Transcribe the material below exactly as it appears.

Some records
▬▬▬▬▬▬

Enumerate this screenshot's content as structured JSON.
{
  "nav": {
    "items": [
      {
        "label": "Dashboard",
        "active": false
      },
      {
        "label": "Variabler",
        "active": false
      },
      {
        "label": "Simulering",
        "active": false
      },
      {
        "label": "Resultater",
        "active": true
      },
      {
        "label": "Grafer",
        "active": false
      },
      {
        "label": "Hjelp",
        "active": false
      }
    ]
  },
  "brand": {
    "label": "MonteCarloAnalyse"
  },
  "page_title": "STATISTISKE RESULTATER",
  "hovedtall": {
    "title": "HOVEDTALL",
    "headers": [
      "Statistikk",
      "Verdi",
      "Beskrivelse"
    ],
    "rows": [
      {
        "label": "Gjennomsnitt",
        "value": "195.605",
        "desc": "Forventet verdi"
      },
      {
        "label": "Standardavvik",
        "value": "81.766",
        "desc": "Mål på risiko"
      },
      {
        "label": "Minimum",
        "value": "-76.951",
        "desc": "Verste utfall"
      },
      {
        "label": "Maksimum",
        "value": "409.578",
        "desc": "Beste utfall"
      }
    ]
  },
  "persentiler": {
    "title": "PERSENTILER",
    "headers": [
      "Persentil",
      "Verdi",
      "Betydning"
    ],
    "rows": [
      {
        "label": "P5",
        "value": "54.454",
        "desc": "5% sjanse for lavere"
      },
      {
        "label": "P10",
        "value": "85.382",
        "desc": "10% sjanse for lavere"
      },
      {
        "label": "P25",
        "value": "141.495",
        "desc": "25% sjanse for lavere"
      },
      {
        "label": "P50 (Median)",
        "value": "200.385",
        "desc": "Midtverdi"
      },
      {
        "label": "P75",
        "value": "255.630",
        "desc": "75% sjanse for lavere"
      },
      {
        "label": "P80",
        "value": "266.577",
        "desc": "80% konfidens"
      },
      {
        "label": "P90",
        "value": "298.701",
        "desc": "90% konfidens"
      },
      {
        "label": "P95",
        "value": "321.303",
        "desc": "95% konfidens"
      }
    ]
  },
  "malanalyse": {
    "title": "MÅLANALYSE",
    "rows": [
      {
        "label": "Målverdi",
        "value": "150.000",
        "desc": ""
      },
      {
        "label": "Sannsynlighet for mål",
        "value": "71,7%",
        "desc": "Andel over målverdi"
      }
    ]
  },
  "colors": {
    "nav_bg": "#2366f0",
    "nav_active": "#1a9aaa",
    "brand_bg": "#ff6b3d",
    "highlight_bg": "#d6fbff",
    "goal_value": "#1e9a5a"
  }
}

▬▬▬▬▬▬

Solution to this problem
Enumerate this screenshot's content as structured JSON.
{
  "nav": {
    "items": [
      {
        "label": "Dashboard",
        "active": false
      },
      {
        "label": "Variabler",
        "active": false
      },
      {
        "label": "Simulering",
        "active": false
      },
      {
        "label": "Resultater",
        "active": true
      },
      {
        "label": "Grafer",
        "active": false
      },
      {
        "label": "Hjelp",
        "active": false
      }
    ]
  },
  "brand": {
    "label": "MonteCarloAnalyse"
  },
  "page_title": "STATISTISKE RESULTATER",
  "hovedtall": {
    "title": "HOVEDTALL",
    "headers": [
      "Statistikk",
      "Verdi",
      "Beskrivelse"
    ],
    "rows": [
      {
        "label": "Gjennomsnitt",
        "value": "195.605",
        "desc": "Forventet verdi"
      },
      {
        "label": "Standardavvik",
        "value": "81.766",
        "desc": "Mål på risiko"
      },
      {
        "label": "Minimum",
        "value": "-76.951",
        "desc": "Verste utfall"
      },
      {
        "label": "Maksimum",
        "value": "409.578",
        "desc": "Beste utfall"
      }
    ]
  },
  "persentiler": {
    "title": "PERSENTILER",
    "headers": [
      "Persentil",
      "Verdi",
      "Betydning"
    ],
    "rows": [
      {
        "label": "P5",
        "value": "54.454",
        "desc": "5% sjanse for lavere"
      },
      {
        "label": "P10",
        "value": "85.382",
        "desc": "10% sjanse for lavere"
      },
      {
        "label": "P25",
        "value": "141.495",
        "desc": "25% sjanse for lavere"
      },
      {
        "label": "P50 (Median)",
        "value": "200.385",
        "desc": "Midtverdi"
      },
      {
        "label": "P75",
        "value": "255.630",
        "desc": "75% sjanse for lavere"
      },
      {
        "label": "P80",
        "value": "266.577",
        "desc": "80% konfidens"
      },
      {
        "label": "P90",
        "value": "298.701",
        "desc": "90% konfidens"
      },
      {
        "label": "P95",
        "value": "321.303",
        "desc": "95% konfidens"
      }
    ]
  },
  "malanalyse": {
    "title": "MÅLANALYSE",
    "rows": [
      {
        "label": "Målverdi",
        "value": "150.000",
        "desc": ""
      },
      {
        "label": "Sannsynlighet for mål",
        "value": "71,7%",
        "desc": "Andel over målverdi"
      }
    ]
  },
  "colors": {
    "nav_bg": "#2366f0",
    "nav_active": "#1a9aaa",
    "brand_bg": "#ff6b3d",
    "highlight_bg": "#d6fbff",
    "goal_value": "#1e9a5a"
  }
}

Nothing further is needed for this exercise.